Start of MATERIAL PROVIDED
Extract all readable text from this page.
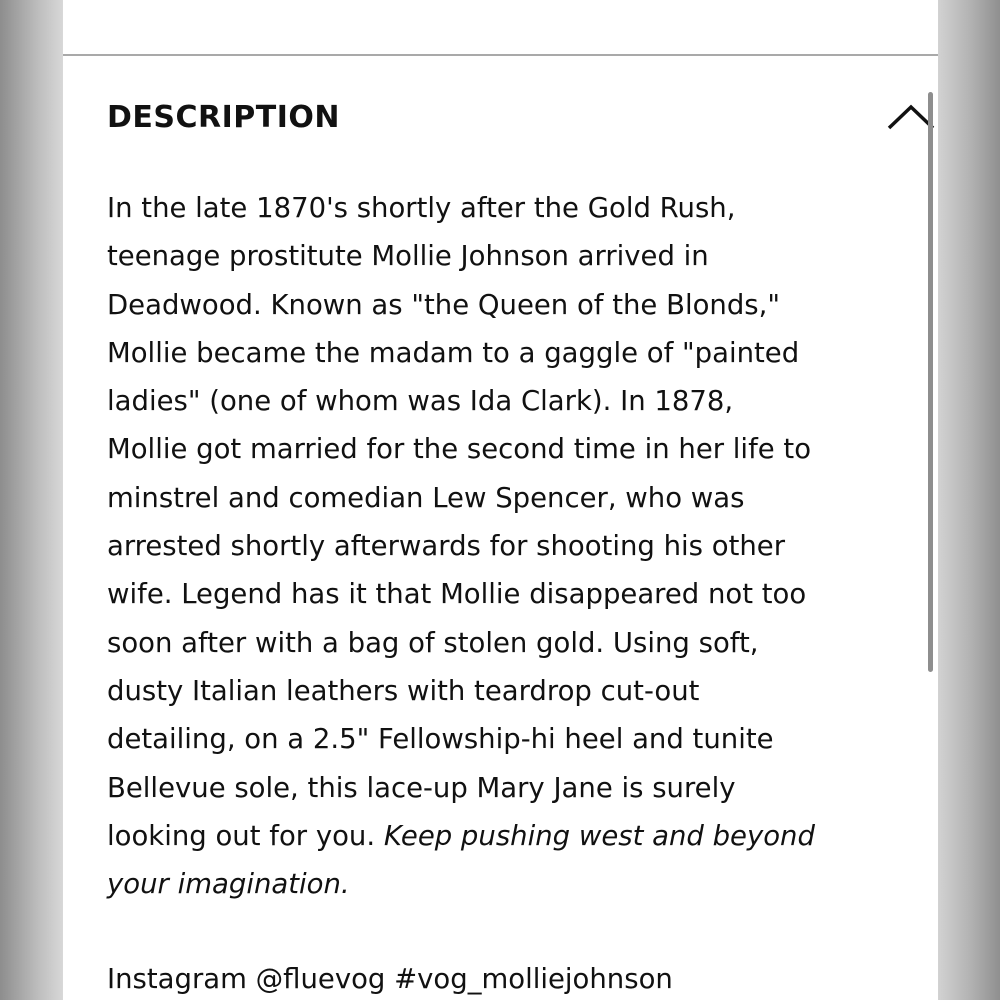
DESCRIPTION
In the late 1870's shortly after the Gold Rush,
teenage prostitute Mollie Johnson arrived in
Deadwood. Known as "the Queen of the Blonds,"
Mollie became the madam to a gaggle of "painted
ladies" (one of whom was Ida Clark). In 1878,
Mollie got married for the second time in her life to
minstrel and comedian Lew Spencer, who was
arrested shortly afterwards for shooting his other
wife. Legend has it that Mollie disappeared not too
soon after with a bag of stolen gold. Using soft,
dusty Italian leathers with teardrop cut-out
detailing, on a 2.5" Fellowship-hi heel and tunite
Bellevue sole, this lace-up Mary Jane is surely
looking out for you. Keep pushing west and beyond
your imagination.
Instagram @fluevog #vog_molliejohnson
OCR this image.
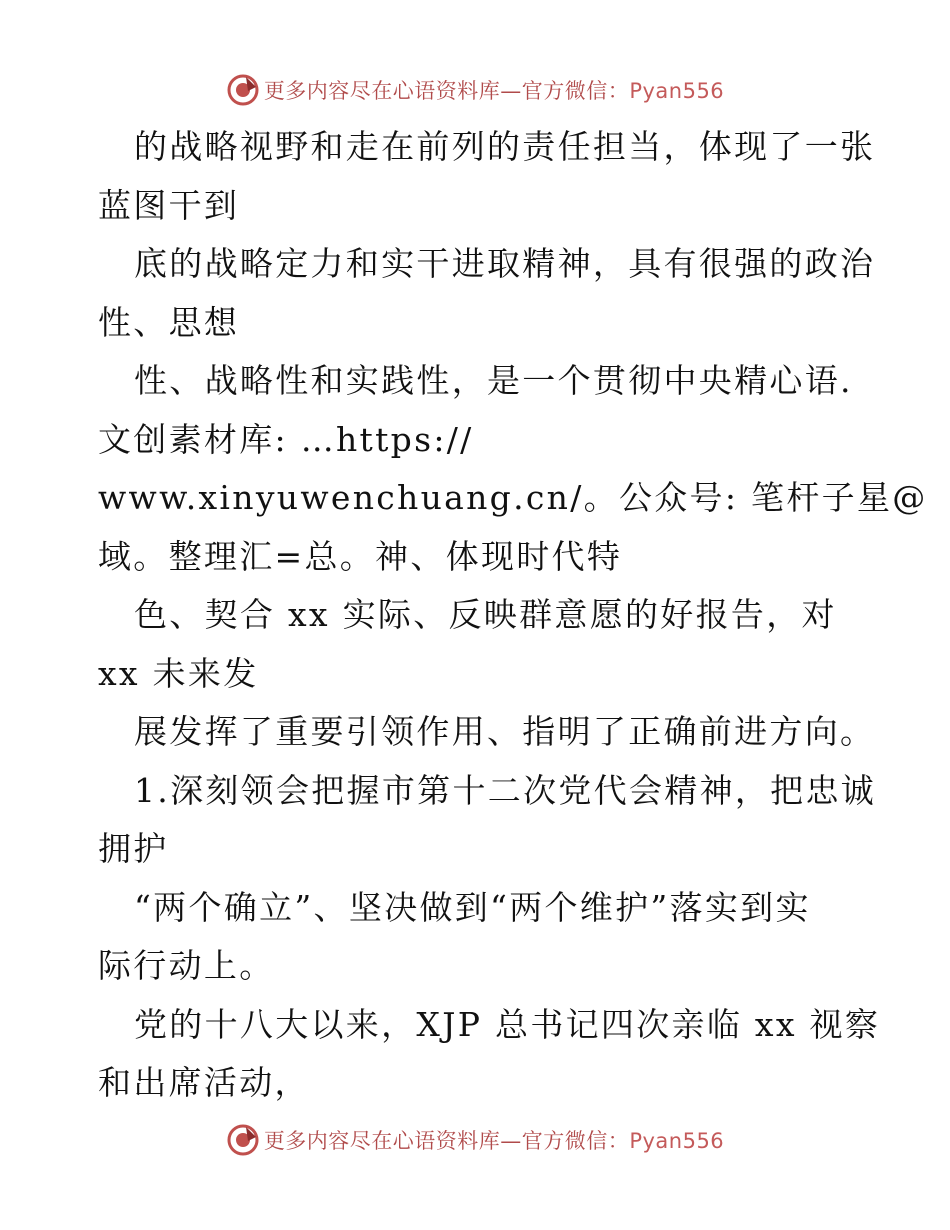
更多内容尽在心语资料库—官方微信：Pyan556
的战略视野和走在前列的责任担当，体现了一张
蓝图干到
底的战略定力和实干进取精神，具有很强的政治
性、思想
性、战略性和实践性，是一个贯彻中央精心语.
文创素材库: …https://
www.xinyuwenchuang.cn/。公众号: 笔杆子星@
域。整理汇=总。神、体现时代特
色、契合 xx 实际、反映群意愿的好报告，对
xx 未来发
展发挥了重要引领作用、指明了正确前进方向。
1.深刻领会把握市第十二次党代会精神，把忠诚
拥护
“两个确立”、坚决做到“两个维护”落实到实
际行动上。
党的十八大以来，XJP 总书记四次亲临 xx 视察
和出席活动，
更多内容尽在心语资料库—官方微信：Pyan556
End of MATERIAL PROVIDED
WHAT IS ASKED » Go through the entries above and output them exactly, without pictures.

ANSWER »
Extract all readable text from this page.
DESCRIPTION
In the late 1870's shortly after the Gold Rush,
teenage prostitute Mollie Johnson arrived in
Deadwood. Known as "the Queen of the Blonds,"
Mollie became the madam to a gaggle of "painted
ladies" (one of whom was Ida Clark). In 1878,
Mollie got married for the second time in her life to
minstrel and comedian Lew Spencer, who was
arrested shortly afterwards for shooting his other
wife. Legend has it that Mollie disappeared not too
soon after with a bag of stolen gold. Using soft,
dusty Italian leathers with teardrop cut-out
detailing, on a 2.5" Fellowship-hi heel and tunite
Bellevue sole, this lace-up Mary Jane is surely
looking out for you. Keep pushing west and beyond
your imagination.
Instagram @fluevog #vog_molliejohnson
OCR this image.
更多内容尽在心语资料库—官方微信：Pyan556
的战略视野和走在前列的责任担当，体现了一张
蓝图干到
底的战略定力和实干进取精神，具有很强的政治
性、思想
性、战略性和实践性，是一个贯彻中央精心语.
文创素材库: …https://
www.xinyuwenchuang.cn/。公众号: 笔杆子星@
域。整理汇=总。神、体现时代特
色、契合 xx 实际、反映群意愿的好报告，对
xx 未来发
展发挥了重要引领作用、指明了正确前进方向。
1.深刻领会把握市第十二次党代会精神，把忠诚
拥护
“两个确立”、坚决做到“两个维护”落实到实
际行动上。
党的十八大以来，XJP 总书记四次亲临 xx 视察
和出席活动，
更多内容尽在心语资料库—官方微信：Pyan556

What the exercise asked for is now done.